Retype the data word for word, from the very beginning down to the line containing "23, 36, 49]", including both ends.

————

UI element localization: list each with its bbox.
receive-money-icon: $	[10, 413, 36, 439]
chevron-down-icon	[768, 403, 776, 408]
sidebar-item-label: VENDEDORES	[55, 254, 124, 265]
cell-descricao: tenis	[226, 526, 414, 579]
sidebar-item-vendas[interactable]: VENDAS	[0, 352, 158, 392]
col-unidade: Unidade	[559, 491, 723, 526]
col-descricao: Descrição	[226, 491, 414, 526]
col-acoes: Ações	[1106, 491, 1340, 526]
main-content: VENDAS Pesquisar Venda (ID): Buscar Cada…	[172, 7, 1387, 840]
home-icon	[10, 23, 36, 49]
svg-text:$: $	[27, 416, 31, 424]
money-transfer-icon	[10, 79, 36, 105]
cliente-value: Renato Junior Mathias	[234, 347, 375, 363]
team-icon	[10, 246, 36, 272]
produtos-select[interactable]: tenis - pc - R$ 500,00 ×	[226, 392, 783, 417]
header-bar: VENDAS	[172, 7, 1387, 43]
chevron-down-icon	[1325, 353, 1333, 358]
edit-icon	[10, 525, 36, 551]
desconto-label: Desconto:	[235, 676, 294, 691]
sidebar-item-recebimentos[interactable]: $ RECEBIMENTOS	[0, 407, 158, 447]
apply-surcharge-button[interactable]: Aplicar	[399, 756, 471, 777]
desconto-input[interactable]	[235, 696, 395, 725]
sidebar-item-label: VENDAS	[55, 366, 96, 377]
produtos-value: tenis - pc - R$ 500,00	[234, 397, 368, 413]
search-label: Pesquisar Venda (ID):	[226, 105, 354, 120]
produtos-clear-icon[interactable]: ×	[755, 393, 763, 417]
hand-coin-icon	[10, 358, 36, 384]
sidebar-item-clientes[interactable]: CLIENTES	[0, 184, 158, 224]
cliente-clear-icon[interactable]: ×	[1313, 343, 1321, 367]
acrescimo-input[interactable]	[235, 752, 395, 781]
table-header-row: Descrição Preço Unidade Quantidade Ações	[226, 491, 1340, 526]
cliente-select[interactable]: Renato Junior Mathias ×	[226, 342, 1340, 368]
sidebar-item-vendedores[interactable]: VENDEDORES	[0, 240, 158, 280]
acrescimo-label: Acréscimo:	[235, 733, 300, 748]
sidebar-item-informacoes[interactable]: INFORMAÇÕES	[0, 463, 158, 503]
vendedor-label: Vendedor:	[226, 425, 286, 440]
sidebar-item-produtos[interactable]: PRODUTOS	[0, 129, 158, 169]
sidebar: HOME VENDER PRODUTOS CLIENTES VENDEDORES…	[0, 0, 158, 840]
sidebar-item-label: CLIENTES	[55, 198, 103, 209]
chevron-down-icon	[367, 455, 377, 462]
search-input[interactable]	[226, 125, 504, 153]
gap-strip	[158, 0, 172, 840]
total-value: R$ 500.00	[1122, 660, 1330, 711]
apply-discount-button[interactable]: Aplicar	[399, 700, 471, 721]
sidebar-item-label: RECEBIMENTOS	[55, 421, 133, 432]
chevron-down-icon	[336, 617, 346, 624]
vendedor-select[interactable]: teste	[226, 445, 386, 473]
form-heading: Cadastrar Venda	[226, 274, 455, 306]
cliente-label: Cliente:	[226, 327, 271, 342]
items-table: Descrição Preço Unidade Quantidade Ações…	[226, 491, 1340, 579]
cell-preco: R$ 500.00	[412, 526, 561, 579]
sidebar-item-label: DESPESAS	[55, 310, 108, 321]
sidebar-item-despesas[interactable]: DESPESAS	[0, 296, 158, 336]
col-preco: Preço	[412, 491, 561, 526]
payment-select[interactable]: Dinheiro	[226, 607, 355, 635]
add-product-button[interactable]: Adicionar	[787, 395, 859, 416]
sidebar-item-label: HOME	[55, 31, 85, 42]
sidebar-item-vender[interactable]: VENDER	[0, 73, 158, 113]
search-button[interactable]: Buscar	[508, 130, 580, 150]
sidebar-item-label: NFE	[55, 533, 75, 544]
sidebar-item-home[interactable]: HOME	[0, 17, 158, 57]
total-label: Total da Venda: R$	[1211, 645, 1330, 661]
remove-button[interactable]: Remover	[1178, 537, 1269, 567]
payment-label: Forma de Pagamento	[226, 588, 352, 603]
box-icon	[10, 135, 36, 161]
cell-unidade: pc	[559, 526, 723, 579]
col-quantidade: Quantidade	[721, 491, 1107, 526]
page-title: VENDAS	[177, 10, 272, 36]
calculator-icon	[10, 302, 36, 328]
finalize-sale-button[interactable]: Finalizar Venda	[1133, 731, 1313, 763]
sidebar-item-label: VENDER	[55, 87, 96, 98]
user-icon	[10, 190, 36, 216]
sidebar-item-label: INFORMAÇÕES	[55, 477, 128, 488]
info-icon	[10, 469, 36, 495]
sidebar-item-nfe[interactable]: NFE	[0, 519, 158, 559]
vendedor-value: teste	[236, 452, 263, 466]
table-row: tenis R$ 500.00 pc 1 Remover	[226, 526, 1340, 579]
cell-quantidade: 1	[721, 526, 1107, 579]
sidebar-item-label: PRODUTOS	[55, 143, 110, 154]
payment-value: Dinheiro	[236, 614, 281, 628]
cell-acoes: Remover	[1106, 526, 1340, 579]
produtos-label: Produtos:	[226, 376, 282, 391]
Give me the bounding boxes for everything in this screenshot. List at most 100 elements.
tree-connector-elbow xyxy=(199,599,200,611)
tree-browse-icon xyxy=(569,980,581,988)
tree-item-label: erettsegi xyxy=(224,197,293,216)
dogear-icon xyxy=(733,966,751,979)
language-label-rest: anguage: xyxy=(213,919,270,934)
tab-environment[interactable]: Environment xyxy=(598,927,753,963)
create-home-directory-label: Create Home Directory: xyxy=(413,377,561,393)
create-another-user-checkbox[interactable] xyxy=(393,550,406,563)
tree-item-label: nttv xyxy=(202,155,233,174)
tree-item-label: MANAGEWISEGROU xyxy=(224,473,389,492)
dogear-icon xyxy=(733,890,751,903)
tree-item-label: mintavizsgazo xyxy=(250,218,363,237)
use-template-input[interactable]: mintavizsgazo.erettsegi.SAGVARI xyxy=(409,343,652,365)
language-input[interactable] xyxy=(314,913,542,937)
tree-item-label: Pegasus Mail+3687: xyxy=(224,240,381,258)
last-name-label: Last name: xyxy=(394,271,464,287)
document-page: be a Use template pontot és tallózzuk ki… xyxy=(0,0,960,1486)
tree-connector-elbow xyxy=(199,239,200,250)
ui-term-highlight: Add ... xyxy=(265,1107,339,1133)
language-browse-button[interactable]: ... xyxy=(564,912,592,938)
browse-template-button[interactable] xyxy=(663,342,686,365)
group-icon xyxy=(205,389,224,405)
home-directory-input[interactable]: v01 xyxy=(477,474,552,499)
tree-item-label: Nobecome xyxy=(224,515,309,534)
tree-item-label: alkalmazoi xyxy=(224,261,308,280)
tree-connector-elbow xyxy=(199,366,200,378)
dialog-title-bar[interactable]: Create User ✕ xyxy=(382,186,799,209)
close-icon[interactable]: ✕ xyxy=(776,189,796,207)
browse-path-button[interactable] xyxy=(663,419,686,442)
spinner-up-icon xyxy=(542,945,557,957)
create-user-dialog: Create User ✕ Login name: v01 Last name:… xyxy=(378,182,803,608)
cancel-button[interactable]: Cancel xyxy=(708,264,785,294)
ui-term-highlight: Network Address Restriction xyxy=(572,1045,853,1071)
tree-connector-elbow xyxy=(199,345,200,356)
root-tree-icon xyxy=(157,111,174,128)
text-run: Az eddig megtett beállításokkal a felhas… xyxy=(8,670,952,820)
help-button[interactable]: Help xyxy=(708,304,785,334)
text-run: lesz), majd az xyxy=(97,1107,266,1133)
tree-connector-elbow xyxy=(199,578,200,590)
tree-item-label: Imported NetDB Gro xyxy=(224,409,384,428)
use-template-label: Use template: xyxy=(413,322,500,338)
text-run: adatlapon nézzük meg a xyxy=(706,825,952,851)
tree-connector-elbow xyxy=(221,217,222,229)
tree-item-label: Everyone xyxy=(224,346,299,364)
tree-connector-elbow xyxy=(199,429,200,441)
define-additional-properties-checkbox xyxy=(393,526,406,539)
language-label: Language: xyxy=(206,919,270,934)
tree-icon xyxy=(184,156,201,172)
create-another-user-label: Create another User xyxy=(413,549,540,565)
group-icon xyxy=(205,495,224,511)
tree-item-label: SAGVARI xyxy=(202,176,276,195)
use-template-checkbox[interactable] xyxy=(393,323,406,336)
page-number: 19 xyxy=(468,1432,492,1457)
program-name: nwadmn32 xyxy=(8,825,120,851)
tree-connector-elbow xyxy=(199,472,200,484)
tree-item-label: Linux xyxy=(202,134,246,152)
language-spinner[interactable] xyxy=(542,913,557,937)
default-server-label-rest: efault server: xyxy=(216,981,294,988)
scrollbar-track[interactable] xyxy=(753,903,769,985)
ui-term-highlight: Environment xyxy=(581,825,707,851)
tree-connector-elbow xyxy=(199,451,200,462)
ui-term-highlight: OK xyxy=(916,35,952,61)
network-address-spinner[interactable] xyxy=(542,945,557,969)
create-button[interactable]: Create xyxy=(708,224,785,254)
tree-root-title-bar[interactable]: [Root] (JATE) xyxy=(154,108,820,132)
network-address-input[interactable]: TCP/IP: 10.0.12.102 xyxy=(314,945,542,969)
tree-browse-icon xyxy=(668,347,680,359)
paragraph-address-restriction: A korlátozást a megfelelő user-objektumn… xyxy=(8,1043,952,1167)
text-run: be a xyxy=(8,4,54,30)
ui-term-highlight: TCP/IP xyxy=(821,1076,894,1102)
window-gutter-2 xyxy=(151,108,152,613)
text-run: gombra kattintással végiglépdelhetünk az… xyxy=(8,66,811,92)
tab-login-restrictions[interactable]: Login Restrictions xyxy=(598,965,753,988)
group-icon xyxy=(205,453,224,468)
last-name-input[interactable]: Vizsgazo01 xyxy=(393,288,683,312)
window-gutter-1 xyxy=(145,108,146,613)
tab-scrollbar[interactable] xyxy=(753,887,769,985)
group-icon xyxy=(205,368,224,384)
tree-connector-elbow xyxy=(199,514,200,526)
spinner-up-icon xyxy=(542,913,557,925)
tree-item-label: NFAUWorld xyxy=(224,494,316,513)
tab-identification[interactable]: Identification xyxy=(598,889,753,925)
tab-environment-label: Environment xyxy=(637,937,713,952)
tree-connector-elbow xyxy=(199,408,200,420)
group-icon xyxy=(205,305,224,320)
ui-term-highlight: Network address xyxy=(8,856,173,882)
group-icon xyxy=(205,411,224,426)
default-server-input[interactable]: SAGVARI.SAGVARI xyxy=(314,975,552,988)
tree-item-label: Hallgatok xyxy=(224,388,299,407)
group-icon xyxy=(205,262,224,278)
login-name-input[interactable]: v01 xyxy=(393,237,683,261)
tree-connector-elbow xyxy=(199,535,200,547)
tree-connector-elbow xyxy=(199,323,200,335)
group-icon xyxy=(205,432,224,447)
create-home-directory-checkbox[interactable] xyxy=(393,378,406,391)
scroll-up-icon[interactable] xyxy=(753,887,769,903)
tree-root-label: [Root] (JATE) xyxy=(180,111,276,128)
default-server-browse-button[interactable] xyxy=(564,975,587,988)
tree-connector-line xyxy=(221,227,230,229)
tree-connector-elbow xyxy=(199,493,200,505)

————

_Reply to the exercise_
UI element localization: list each with its bbox.
receive-money-icon: $	[10, 413, 36, 439]
chevron-down-icon	[768, 403, 776, 408]
sidebar-item-label: VENDEDORES	[55, 254, 124, 265]
cell-descricao: tenis	[226, 526, 414, 579]
sidebar-item-vendas[interactable]: VENDAS	[0, 352, 158, 392]
col-unidade: Unidade	[559, 491, 723, 526]
col-descricao: Descrição	[226, 491, 414, 526]
col-acoes: Ações	[1106, 491, 1340, 526]
main-content: VENDAS Pesquisar Venda (ID): Buscar Cada…	[172, 7, 1387, 840]
home-icon	[10, 23, 36, 49]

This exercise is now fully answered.